> EXERCISE OBJECTIVE:
Copy the data precisely, character for character, and leave out every picture.

>> begin SUPPLIED MATERIAL

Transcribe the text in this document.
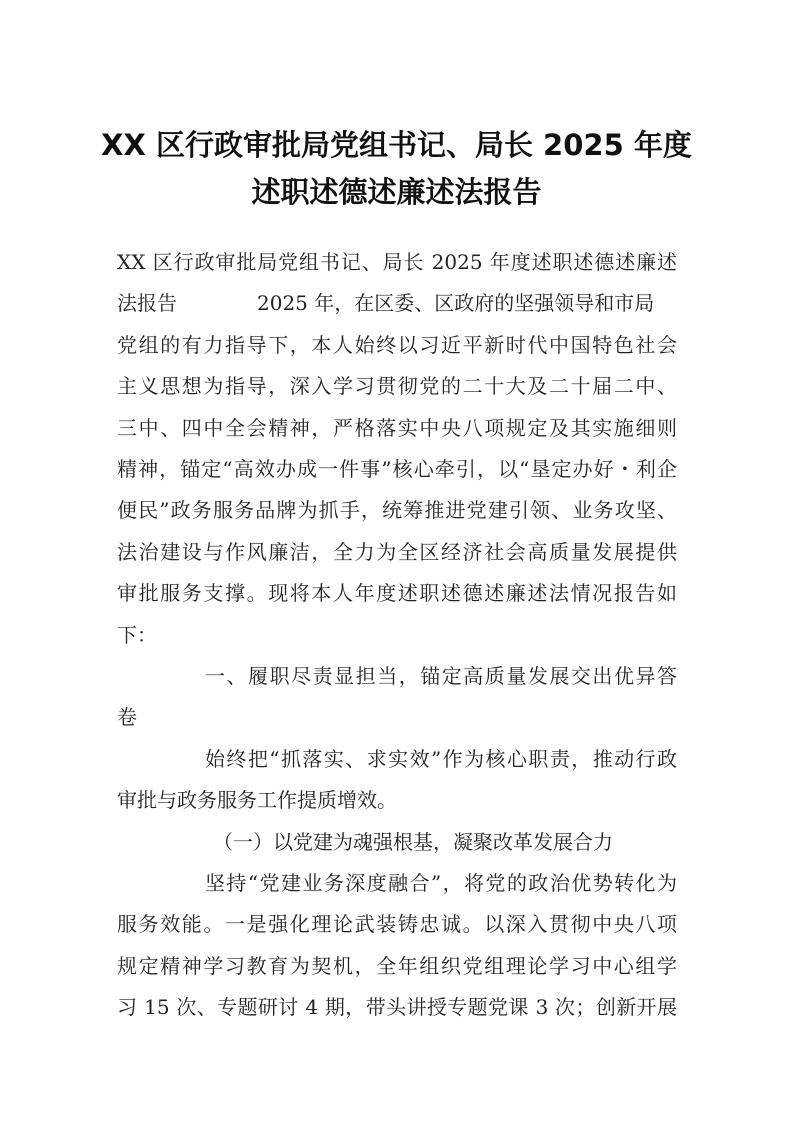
XX 区行政审批局党组书记、局长 2025 年度
述职述德述廉述法报告
XX 区行政审批局党组书记、局长 2025 年度述职述德述廉述
法报告	2025 年，在区委、区政府的坚强领导和市局
党组的有力指导下，本人始终以习近平新时代中国特色社会
主义思想为指导，深入学习贯彻党的二十大及二十届二中、
三中、四中全会精神，严格落实中央八项规定及其实施细则
精神，锚定“高效办成一件事”核心牵引，以“垦定办好・利企
便民”政务服务品牌为抓手，统筹推进党建引领、业务攻坚、
法治建设与作风廉洁，全力为全区经济社会高质量发展提供
审批服务支撑。现将本人年度述职述德述廉述法情况报告如
下：
一、履职尽责显担当，锚定高质量发展交出优异答
卷
始终把“抓落实、求实效”作为核心职责，推动行政
审批与政务服务工作提质增效。
（一）以党建为魂强根基，凝聚改革发展合力
坚持“党建业务深度融合”，将党的政治优势转化为
服务效能。一是强化理论武装铸忠诚。以深入贯彻中央八项
规定精神学习教育为契机，全年组织党组理论学习中心组学
习 15 次、专题研讨 4 期，带头讲授专题党课 3 次；创新开展
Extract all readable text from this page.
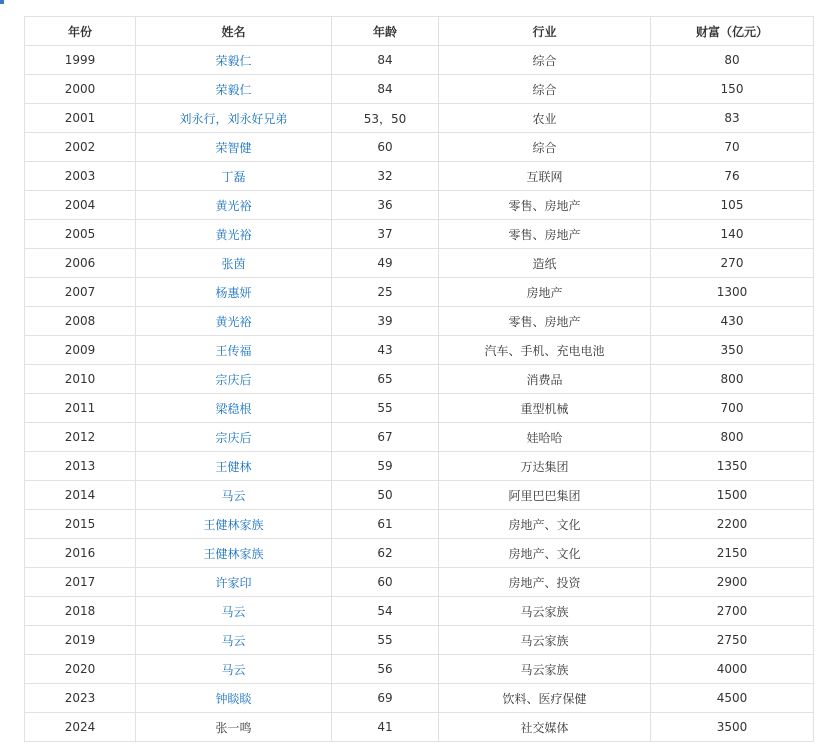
年份	姓名	年龄	行业	财富（亿元）
1999	荣毅仁	84	综合	80
2000	荣毅仁	84	综合	150
2001	刘永行，刘永好兄弟	53，50	农业	83
2002	荣智健	60	综合	70
2003	丁磊	32	互联网	76
2004	黄光裕	36	零售、房地产	105
2005	黄光裕	37	零售、房地产	140
2006	张茵	49	造纸	270
2007	杨惠妍	25	房地产	1300
2008	黄光裕	39	零售、房地产	430
2009	王传福	43	汽车、手机、充电电池	350
2010	宗庆后	65	消费品	800
2011	梁稳根	55	重型机械	700
2012	宗庆后	67	娃哈哈	800
2013	王健林	59	万达集团	1350
2014	马云	50	阿里巴巴集团	1500
2015	王健林家族	61	房地产、文化	2200
2016	王健林家族	62	房地产、文化	2150
2017	许家印	60	房地产、投资	2900
2018	马云	54	马云家族	2700
2019	马云	55	马云家族	2750
2020	马云	56	马云家族	4000
2023	钟睒睒	69	饮料、医疗保健	4500
2024	张一鸣	41	社交媒体	3500
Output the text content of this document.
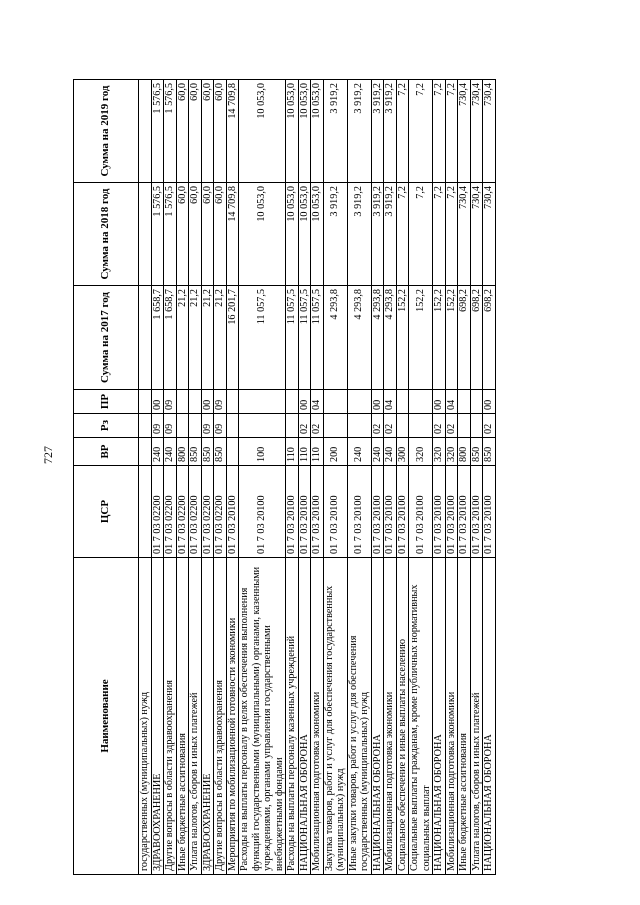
727
Наименование	ЦСР	ВР	Рз	ПР	Сумма на 2017 год	Сумма на 2018 год	Сумма на 2019 год
государственных (муниципальных) нужд							
ЗДРАВООХРАНЕНИЕ	01 7 03 02200	240	09	00	1 658,7	1 576,5	1 576,5
Другие вопросы в области здравоохранения	01 7 03 02200	240	09	09	1 658,7	1 576,5	1 576,5
Иные бюджетные ассигнования	01 7 03 02200	800			21,2	60,0	60,0
Уплата налогов, сборов и иных платежей	01 7 03 02200	850			21,2	60,0	60,0
ЗДРАВООХРАНЕНИЕ	01 7 03 02200	850	09	00	21,2	60,0	60,0
Другие вопросы в области здравоохранения	01 7 03 02200	850	09	09	21,2	60,0	60,0
Мероприятия по мобилизационной готовности экономики	01 7 03 20100				16 201,7	14 709,8	14 709,8
Расходы на выплаты персоналу в целях обеспечения выполнения функций государственными (муниципальными) органами, казенными учреждениями, органами управления государственными внебюджетными фондами	01 7 03 20100	100			11 057,5	10 053,0	10 053,0
Расходы на выплаты персоналу казенных учреждений	01 7 03 20100	110			11 057,5	10 053,0	10 053,0
НАЦИОНАЛЬНАЯ ОБОРОНА	01 7 03 20100	110	02	00	11 057,5	10 053,0	10 053,0
Мобилизационная подготовка экономики	01 7 03 20100	110	02	04	11 057,5	10 053,0	10 053,0
Закупка товаров, работ и услуг для обеспечения государственных (муниципальных) нужд	01 7 03 20100	200			4 293,8	3 919,2	3 919,2
Иные закупки товаров, работ и услуг для обеспечения государственных (муниципальных) нужд	01 7 03 20100	240			4 293,8	3 919,2	3 919,2
НАЦИОНАЛЬНАЯ ОБОРОНА	01 7 03 20100	240	02	00	4 293,8	3 919,2	3 919,2
Мобилизационная подготовка экономики	01 7 03 20100	240	02	04	4 293,8	3 919,2	3 919,2
Социальное обеспечение и иные выплаты населению	01 7 03 20100	300			152,2	7,2	7,2
Социальные выплаты гражданам, кроме публичных нормативных социальных выплат	01 7 03 20100	320			152,2	7,2	7,2
НАЦИОНАЛЬНАЯ ОБОРОНА	01 7 03 20100	320	02	00	152,2	7,2	7,2
Мобилизационная подготовка экономики	01 7 03 20100	320	02	04	152,2	7,2	7,2
Иные бюджетные ассигнования	01 7 03 20100	800			698,2	730,4	730,4
Уплата налогов, сборов и иных платежей	01 7 03 20100	850			698,2	730,4	730,4
НАЦИОНАЛЬНАЯ ОБОРОНА	01 7 03 20100	850	02	00	698,2	730,4	730,4
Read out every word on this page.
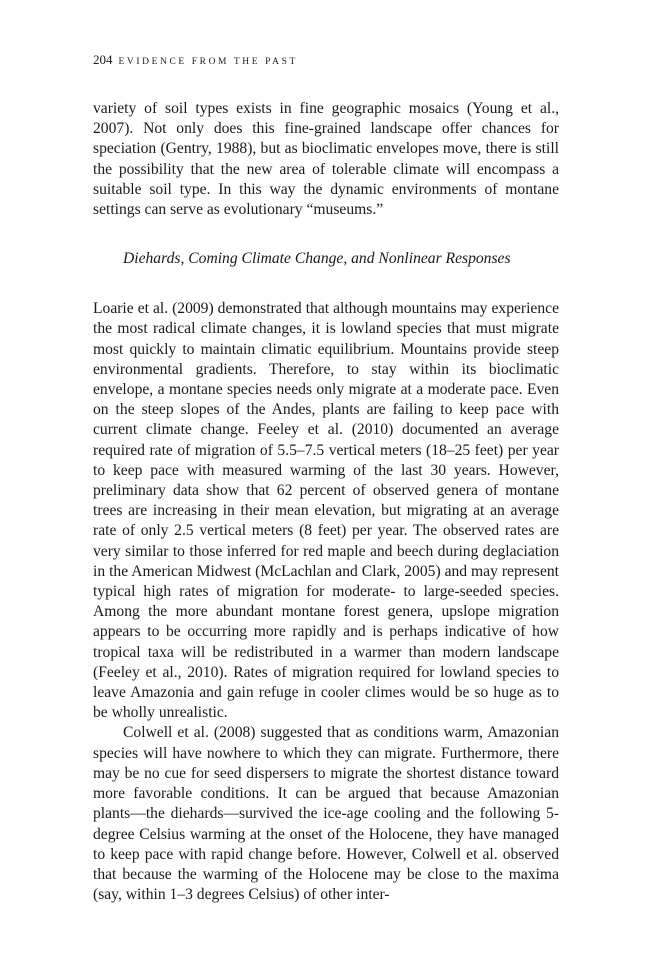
204 EVIDENCE FROM THE PAST

variety of soil types exists in fine geographic mosaics (Young et al., 2007). Not only does this fine-grained landscape offer chances for speciation (Gentry, 1988), but as bioclimatic envelopes move, there is still the possibility that the new area of tolerable climate will encompass a suitable soil type. In this way the dynamic environments of montane settings can serve as evolutionary “museums.”

Diehards, Coming Climate Change, and Nonlinear Responses

Loarie et al. (2009) demonstrated that although mountains may experience the most radical climate changes, it is lowland species that must migrate most quickly to maintain climatic equilibrium. Mountains provide steep environmental gradients. Therefore, to stay within its bioclimatic envelope, a montane species needs only migrate at a moderate pace. Even on the steep slopes of the Andes, plants are failing to keep pace with current climate change. Feeley et al. (2010) documented an average required rate of migration of 5.5–7.5 vertical meters (18–25 feet) per year to keep pace with measured warming of the last 30 years. However, preliminary data show that 62 percent of observed genera of montane trees are increasing in their mean elevation, but migrating at an average rate of only 2.5 vertical meters (8 feet) per year. The observed rates are very similar to those inferred for red maple and beech during deglaciation in the American Midwest (McLachlan and Clark, 2005) and may represent typical high rates of migration for moderate- to large-seeded species. Among the more abundant montane forest genera, upslope migration appears to be occurring more rapidly and is perhaps indicative of how tropical taxa will be redistributed in a warmer than modern landscape (Feeley et al., 2010). Rates of migration required for lowland species to leave Amazonia and gain refuge in cooler climes would be so huge as to be wholly unrealistic.

Colwell et al. (2008) suggested that as conditions warm, Amazonian species will have nowhere to which they can migrate. Furthermore, there may be no cue for seed dispersers to migrate the shortest distance toward more favorable conditions. It can be argued that because Amazonian plants—the diehards—survived the ice-age cooling and the following 5-degree Celsius warming at the onset of the Holocene, they have managed to keep pace with rapid change before. However, Colwell et al. observed that because the warming of the Holocene may be close to the maxima (say, within 1–3 degrees Celsius) of other inter-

>> end SUPPLIED MATERIAL

> TASK RESULT:
Transcribe the text in this document.
XX 区行政审批局党组书记、局长 2025 年度
述职述德述廉述法报告
XX 区行政审批局党组书记、局长 2025 年度述职述德述廉述
法报告	2025 年，在区委、区政府的坚强领导和市局
党组的有力指导下，本人始终以习近平新时代中国特色社会
主义思想为指导，深入学习贯彻党的二十大及二十届二中、
三中、四中全会精神，严格落实中央八项规定及其实施细则
精神，锚定“高效办成一件事”核心牵引，以“垦定办好・利企
便民”政务服务品牌为抓手，统筹推进党建引领、业务攻坚、
法治建设与作风廉洁，全力为全区经济社会高质量发展提供
审批服务支撑。现将本人年度述职述德述廉述法情况报告如
下：
一、履职尽责显担当，锚定高质量发展交出优异答
卷
始终把“抓落实、求实效”作为核心职责，推动行政
审批与政务服务工作提质增效。
（一）以党建为魂强根基，凝聚改革发展合力
坚持“党建业务深度融合”，将党的政治优势转化为
服务效能。一是强化理论武装铸忠诚。以深入贯彻中央八项
规定精神学习教育为契机，全年组织党组理论学习中心组学
习 15 次、专题研讨 4 期，带头讲授专题党课 3 次；创新开展
Extract all readable text from this page.
年份	姓名	年龄	行业	财富（亿元）
1999	荣毅仁	84	综合	80
2000	荣毅仁	84	综合	150
2001	刘永行，刘永好兄弟	53，50	农业	83
2002	荣智健	60	综合	70
2003	丁磊	32	互联网	76
2004	黄光裕	36	零售、房地产	105
2005	黄光裕	37	零售、房地产	140
2006	张茵	49	造纸	270
2007	杨惠妍	25	房地产	1300
2008	黄光裕	39	零售、房地产	430
2009	王传福	43	汽车、手机、充电电池	350
2010	宗庆后	65	消费品	800
2011	梁稳根	55	重型机械	700
2012	宗庆后	67	娃哈哈	800
2013	王健林	59	万达集团	1350
2014	马云	50	阿里巴巴集团	1500
2015	王健林家族	61	房地产、文化	2200
2016	王健林家族	62	房地产、文化	2150
2017	许家印	60	房地产、投资	2900
2018	马云	54	马云家族	2700
2019	马云	55	马云家族	2750
2020	马云	56	马云家族	4000
2023	钟睒睒	69	饮料、医疗保健	4500
2024	张一鸣	41	社交媒体	3500
Output the text content of this document.
727
Наименование	ЦСР	ВР	Рз	ПР	Сумма на 2017 год	Сумма на 2018 год	Сумма на 2019 год
государственных (муниципальных) нужд							
ЗДРАВООХРАНЕНИЕ	01 7 03 02200	240	09	00	1 658,7	1 576,5	1 576,5
Другие вопросы в области здравоохранения	01 7 03 02200	240	09	09	1 658,7	1 576,5	1 576,5
Иные бюджетные ассигнования	01 7 03 02200	800			21,2	60,0	60,0
Уплата налогов, сборов и иных платежей	01 7 03 02200	850			21,2	60,0	60,0
ЗДРАВООХРАНЕНИЕ	01 7 03 02200	850	09	00	21,2	60,0	60,0
Другие вопросы в области здравоохранения	01 7 03 02200	850	09	09	21,2	60,0	60,0
Мероприятия по мобилизационной готовности экономики	01 7 03 20100				16 201,7	14 709,8	14 709,8
Расходы на выплаты персоналу в целях обеспечения выполнения функций государственными (муниципальными) органами, казенными учреждениями, органами управления государственными внебюджетными фондами	01 7 03 20100	100			11 057,5	10 053,0	10 053,0
Расходы на выплаты персоналу казенных учреждений	01 7 03 20100	110			11 057,5	10 053,0	10 053,0
НАЦИОНАЛЬНАЯ ОБОРОНА	01 7 03 20100	110	02	00	11 057,5	10 053,0	10 053,0
Мобилизационная подготовка экономики	01 7 03 20100	110	02	04	11 057,5	10 053,0	10 053,0
Закупка товаров, работ и услуг для обеспечения государственных (муниципальных) нужд	01 7 03 20100	200			4 293,8	3 919,2	3 919,2
Иные закупки товаров, работ и услуг для обеспечения государственных (муниципальных) нужд	01 7 03 20100	240			4 293,8	3 919,2	3 919,2
НАЦИОНАЛЬНАЯ ОБОРОНА	01 7 03 20100	240	02	00	4 293,8	3 919,2	3 919,2
Мобилизационная подготовка экономики	01 7 03 20100	240	02	04	4 293,8	3 919,2	3 919,2
Социальное обеспечение и иные выплаты населению	01 7 03 20100	300			152,2	7,2	7,2
Социальные выплаты гражданам, кроме публичных нормативных социальных выплат	01 7 03 20100	320			152,2	7,2	7,2
НАЦИОНАЛЬНАЯ ОБОРОНА	01 7 03 20100	320	02	00	152,2	7,2	7,2
Мобилизационная подготовка экономики	01 7 03 20100	320	02	04	152,2	7,2	7,2
Иные бюджетные ассигнования	01 7 03 20100	800			698,2	730,4	730,4
Уплата налогов, сборов и иных платежей	01 7 03 20100	850			698,2	730,4	730,4
НАЦИОНАЛЬНАЯ ОБОРОНА	01 7 03 20100	850	02	00	698,2	730,4	730,4
Read out every word on this page.
204 EVIDENCE FROM THE PAST

variety of soil types exists in fine geographic mosaics (Young et al., 2007). Not only does this fine-grained landscape offer chances for speciation (Gentry, 1988), but as bioclimatic envelopes move, there is still the possibility that the new area of tolerable climate will encompass a suitable soil type. In this way the dynamic environments of montane settings can serve as evolutionary “museums.”

Diehards, Coming Climate Change, and Nonlinear Responses

Loarie et al. (2009) demonstrated that although mountains may experience the most radical climate changes, it is lowland species that must migrate most quickly to maintain climatic equilibrium. Mountains provide steep environmental gradients. Therefore, to stay within its bioclimatic envelope, a montane species needs only migrate at a moderate pace. Even on the steep slopes of the Andes, plants are failing to keep pace with current climate change. Feeley et al. (2010) documented an average required rate of migration of 5.5–7.5 vertical meters (18–25 feet) per year to keep pace with measured warming of the last 30 years. However, preliminary data show that 62 percent of observed genera of montane trees are increasing in their mean elevation, but migrating at an average rate of only 2.5 vertical meters (8 feet) per year. The observed rates are very similar to those inferred for red maple and beech during deglaciation in the American Midwest (McLachlan and Clark, 2005) and may represent typical high rates of migration for moderate- to large-seeded species. Among the more abundant montane forest genera, upslope migration appears to be occurring more rapidly and is perhaps indicative of how tropical taxa will be redistributed in a warmer than modern landscape (Feeley et al., 2010). Rates of migration required for lowland species to leave Amazonia and gain refuge in cooler climes would be so huge as to be wholly unrealistic.

Colwell et al. (2008) suggested that as conditions warm, Amazonian species will have nowhere to which they can migrate. Furthermore, there may be no cue for seed dispersers to migrate the shortest distance toward more favorable conditions. It can be argued that because Amazonian plants—the diehards—survived the ice-age cooling and the following 5-degree Celsius warming at the onset of the Holocene, they have managed to keep pace with rapid change before. However, Colwell et al. observed that because the warming of the Holocene may be close to the maxima (say, within 1–3 degrees Celsius) of other inter-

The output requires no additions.